STORED RECORDS:
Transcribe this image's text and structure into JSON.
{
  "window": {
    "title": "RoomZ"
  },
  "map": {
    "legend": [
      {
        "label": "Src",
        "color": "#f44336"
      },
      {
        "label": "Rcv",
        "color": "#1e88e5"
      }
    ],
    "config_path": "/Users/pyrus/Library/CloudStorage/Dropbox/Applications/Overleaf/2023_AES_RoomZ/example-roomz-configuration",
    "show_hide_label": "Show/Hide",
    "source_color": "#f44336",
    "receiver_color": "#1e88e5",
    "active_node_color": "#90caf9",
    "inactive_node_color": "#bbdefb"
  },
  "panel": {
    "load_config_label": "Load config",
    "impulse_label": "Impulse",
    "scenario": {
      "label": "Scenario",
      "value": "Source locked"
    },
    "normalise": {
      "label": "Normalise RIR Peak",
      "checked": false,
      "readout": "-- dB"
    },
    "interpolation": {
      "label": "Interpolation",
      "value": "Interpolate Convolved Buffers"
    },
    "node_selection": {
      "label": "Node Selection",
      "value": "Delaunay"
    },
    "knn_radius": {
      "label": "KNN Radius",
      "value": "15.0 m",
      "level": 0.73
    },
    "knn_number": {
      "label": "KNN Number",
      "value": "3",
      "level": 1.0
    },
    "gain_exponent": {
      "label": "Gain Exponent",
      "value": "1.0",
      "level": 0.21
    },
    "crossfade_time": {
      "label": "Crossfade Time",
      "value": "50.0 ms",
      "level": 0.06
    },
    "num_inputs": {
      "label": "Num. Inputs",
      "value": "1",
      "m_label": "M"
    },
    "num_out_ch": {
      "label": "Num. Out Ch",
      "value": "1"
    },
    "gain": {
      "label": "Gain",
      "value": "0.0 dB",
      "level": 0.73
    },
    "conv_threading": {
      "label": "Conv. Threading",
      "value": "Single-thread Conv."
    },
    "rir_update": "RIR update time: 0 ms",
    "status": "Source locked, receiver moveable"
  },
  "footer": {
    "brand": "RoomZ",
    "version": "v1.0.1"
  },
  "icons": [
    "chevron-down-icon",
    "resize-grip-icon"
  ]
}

EXERCISE PROMPT: From the data above, pick out each line containing "value" and copy it.

OUTPUT:
      "value": "Source locked"
      "value": "Interpolate Convolved Buffers"
      "value": "Delaunay"
      "value": "15.0 m",
      "value": "3",
      "value": "1.0",
      "value": "50.0 ms",
      "value": "1",
      "value": "1"
      "value": "0.0 dB",
      "value": "Single-thread Conv."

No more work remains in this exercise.